Incidentally, properties may also take any number of indexes of any type and may also be declared as default indexed properties. This gives an effect similar to the overloaded  operator in C++.
So in the end, properties are perhaps a syntactic sugar in much the same way as operator overloading. They don't have an enormous impact on the grand design of a program but they make the details of class declaration and usage much cleaner.
I assume that they won't make inroads into the C++ language as such. Nevertheless, Borland has property extensions to C++ Builder as well as their being generally used in COM.
It's also worth contrasting this with the Data Attribute Notation style introduced in Overload 28. As that article is the first I've heard of it and it seems to serve a slightly different purpose, I'll leave it as an exercise for the reader. One interesting point is that DAN requires class types for each attribute, something that's not needed in our context. This is a difference that will crop up again, so file it away for now!

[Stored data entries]
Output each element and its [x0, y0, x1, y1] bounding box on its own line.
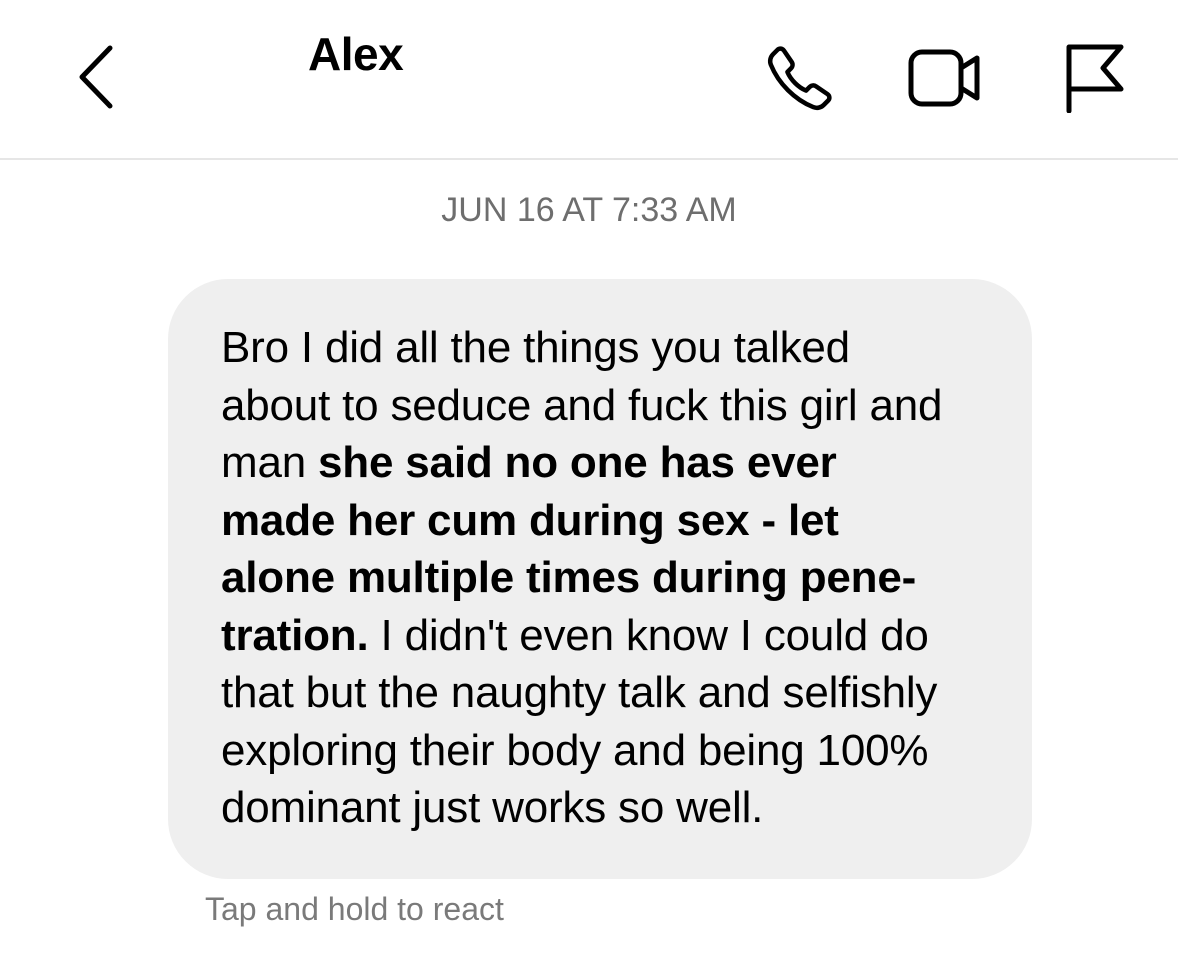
message-text: Bro I did all the things you talked abou… — [221, 319, 1012, 837]
chevron-left-icon — [79, 45, 113, 109]
message-line: dominant just works so well. — [221, 783, 764, 832]
back-button[interactable] — [66, 40, 126, 114]
message-line: about to seduce and fuck this girl and — [221, 380, 943, 430]
message-line: man she said no one has ever — [221, 438, 837, 487]
video-camera-icon — [908, 49, 980, 107]
message-line: tration. I didn't even know I could do — [221, 610, 929, 660]
message-line: that but the naughty talk and selfishly — [221, 668, 938, 717]
video-call-button[interactable] — [902, 38, 988, 118]
report-button[interactable] — [1058, 36, 1130, 118]
flag-icon — [1066, 44, 1124, 113]
message-line: alone multiple times during pene- — [221, 553, 917, 602]
message-line: made her cum during sex - let — [221, 495, 839, 545]
contact-name[interactable]: Alex — [308, 28, 404, 80]
chat-header: Alex — [0, 0, 1178, 160]
message-bubble[interactable]: Bro I did all the things you talked abou… — [168, 279, 1032, 879]
message-line: exploring their body and being 100% — [221, 725, 929, 775]
phone-icon — [767, 46, 832, 111]
message-timestamp: JUN 16 AT 7:33 AM — [441, 191, 737, 229]
react-hint: Tap and hold to react — [205, 891, 504, 927]
message-line: Bro I did all the things you talked — [221, 323, 850, 372]
voice-call-button[interactable] — [760, 38, 840, 118]
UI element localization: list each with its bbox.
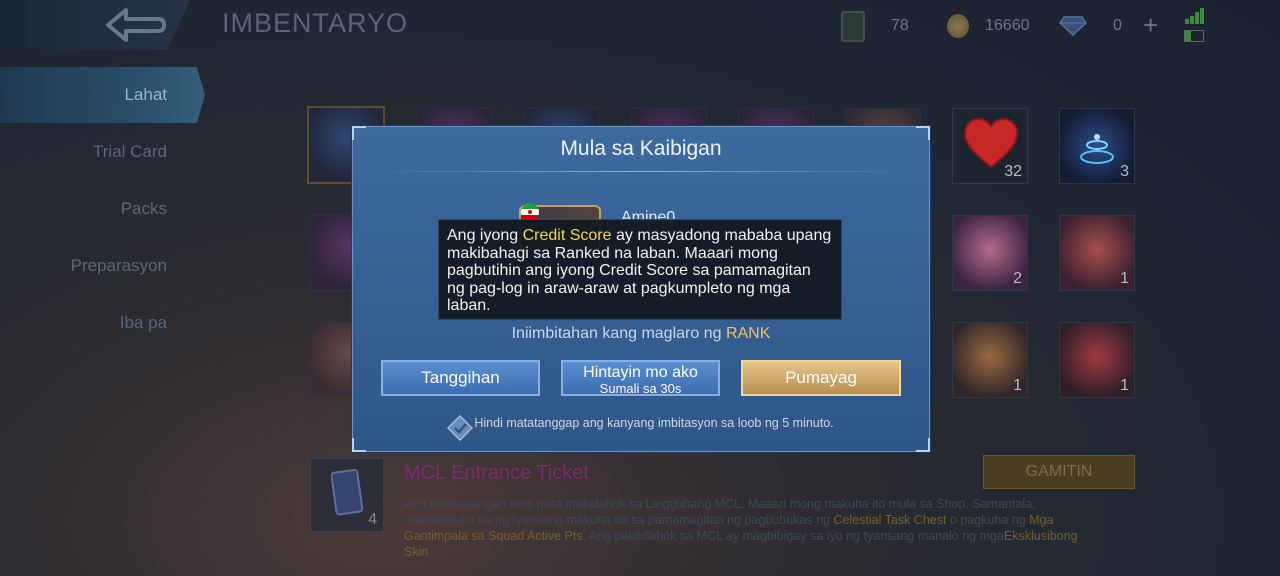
wait-button[interactable]: Hintayin mo ako Sumali sa 30s (561, 360, 720, 396)
item-count: 1 (1013, 377, 1022, 394)
title-divider (371, 171, 911, 172)
invite-notice: Hindi matatanggap ang kanyang imbitasyon… (474, 416, 834, 430)
item-count: 1 (1120, 270, 1129, 287)
sidebar-item-iba-pa[interactable]: Iba pa (0, 313, 167, 333)
diamond-icon (1059, 16, 1087, 36)
diamond-currency: 0 (1059, 12, 1122, 40)
page-title: IMBENTARYO (222, 8, 409, 38)
detail-item-thumbnail: 4 (310, 458, 384, 532)
coin-count: 16660 (985, 17, 1030, 34)
credit-score-highlight: Credit Score (522, 227, 612, 244)
add-diamond-button[interactable]: + (1143, 12, 1158, 38)
detail-item-count: 4 (368, 511, 377, 528)
invite-mode: RANK (725, 325, 771, 342)
diamond-count: 0 (1113, 17, 1122, 34)
detail-item-name: MCL Entrance Ticket (404, 462, 589, 484)
coin-icon (947, 14, 969, 38)
sidebar-item-trial-card[interactable]: Trial Card (0, 142, 167, 162)
aura-icon (1080, 134, 1114, 164)
battery-icon (1184, 30, 1204, 42)
inventory-item-hero-skin[interactable]: 1 (1059, 215, 1135, 291)
back-button[interactable] (0, 0, 190, 50)
frame-corner (352, 438, 366, 452)
coin-currency: 16660 (947, 12, 1030, 40)
credit-score-tooltip: Ang iyong Credit Score ay masyadong maba… (438, 219, 842, 320)
decline-button[interactable]: Tanggihan (381, 360, 540, 396)
inventory-item-aura[interactable]: 3 (1059, 108, 1135, 184)
sidebar-item-preparasyon[interactable]: Preparasyon (0, 256, 167, 276)
use-button[interactable]: GAMITIN (983, 455, 1135, 489)
sidebar-item-lahat[interactable]: Lahat (0, 85, 167, 105)
inventory-item-hero-skin[interactable]: 2 (952, 215, 1028, 291)
item-count: 32 (1004, 163, 1022, 180)
accept-button[interactable]: Pumayag (741, 360, 901, 396)
ticket-card-icon (331, 469, 364, 516)
inventory-item-hero-skin[interactable]: 1 (1059, 322, 1135, 398)
ticket-currency: 78 (841, 10, 909, 42)
ticket-count: 78 (891, 17, 909, 34)
inventory-item-heart[interactable]: 32 (952, 108, 1028, 184)
signal-icon (1185, 8, 1204, 24)
ticket-icon (841, 10, 865, 42)
detail-item-description: Ang kinakailangan item para makalahok sa… (404, 497, 1078, 559)
item-count: 2 (1013, 270, 1022, 287)
item-count: 1 (1120, 377, 1129, 394)
dialog-title: Mula sa Kaibigan (560, 137, 722, 160)
invite-message: Iniimbitahan kang maglaro ng RANK (511, 325, 771, 342)
frame-corner (916, 438, 930, 452)
back-arrow-icon (106, 8, 166, 42)
inventory-item-hero-skin[interactable]: 1 (952, 322, 1028, 398)
sidebar-item-packs[interactable]: Packs (0, 199, 167, 219)
item-count: 3 (1120, 163, 1129, 180)
wait-timer: Sumali sa 30s (599, 381, 682, 396)
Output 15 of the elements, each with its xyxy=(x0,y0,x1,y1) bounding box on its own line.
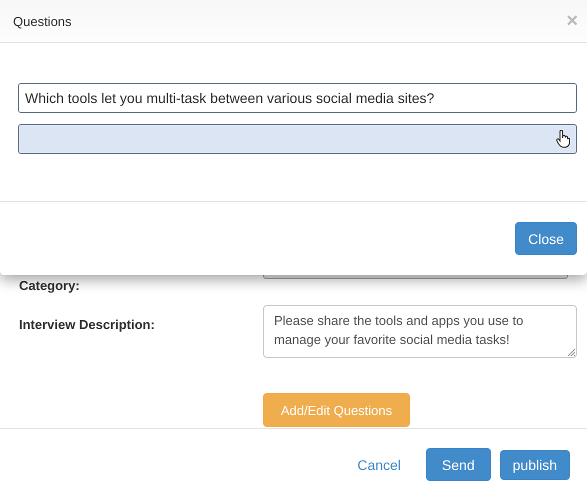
category-select[interactable] xyxy=(263,275,568,279)
publish-button[interactable]: publish xyxy=(500,450,570,480)
hand-cursor-icon xyxy=(556,130,570,148)
field-label: Category: xyxy=(19,277,81,293)
close-icon[interactable]: × xyxy=(566,11,578,31)
field-label: Interview Description: xyxy=(19,316,156,332)
question-field[interactable] xyxy=(18,124,577,154)
send-button[interactable]: Send xyxy=(426,448,491,481)
cancel-link[interactable]: Cancel xyxy=(357,456,401,472)
description-field[interactable]: Please share the tools and apps you use to manage your favorite social media tasks! xyxy=(263,305,577,358)
add-edit-questions-button[interactable]: Add/Edit Questions xyxy=(263,393,410,427)
resize-grip-icon[interactable] xyxy=(567,348,575,356)
dialog-title: Questions xyxy=(13,14,72,28)
close-button[interactable]: Close xyxy=(515,222,577,255)
question-field[interactable]: Which tools let you multi-task between various social media sites? xyxy=(18,83,577,113)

Written problem 1: Translate this sentence from the passage on properties into Spanish: "I assume that they won't make inroads into the C++ language as such."
Written problem 2: Transcribe the rows of the stored data entries, from the line containing "wait-button[interactable]: Hintayin mo" down to the line containing "invite-mode: RANK (725, 325, 771, 342)", including both.

Exercise result 1: Supongo que no se abrirán paso en el lenguaje C++ propiamente dicho.

Exercise result 2:
wait-button[interactable]: Hintayin mo ako Sumali sa 30s (561, 360, 720, 396)
item-count: 1 (1013, 377, 1022, 394)
title-divider (371, 171, 911, 172)
invite-notice: Hindi matatanggap ang kanyang imbitasyon… (474, 416, 834, 430)
item-count: 1 (1120, 270, 1129, 287)
sidebar-item-iba-pa[interactable]: Iba pa (0, 313, 167, 333)
diamond-icon (1059, 16, 1087, 36)
diamond-currency: 0 (1059, 12, 1122, 40)
page-title: IMBENTARYO (222, 8, 409, 38)
detail-item-thumbnail: 4 (310, 458, 384, 532)
coin-count: 16660 (985, 17, 1030, 34)
credit-score-highlight: Credit Score (522, 227, 612, 244)
add-diamond-button[interactable]: + (1143, 12, 1158, 38)
detail-item-count: 4 (368, 511, 377, 528)
invite-mode: RANK (725, 325, 771, 342)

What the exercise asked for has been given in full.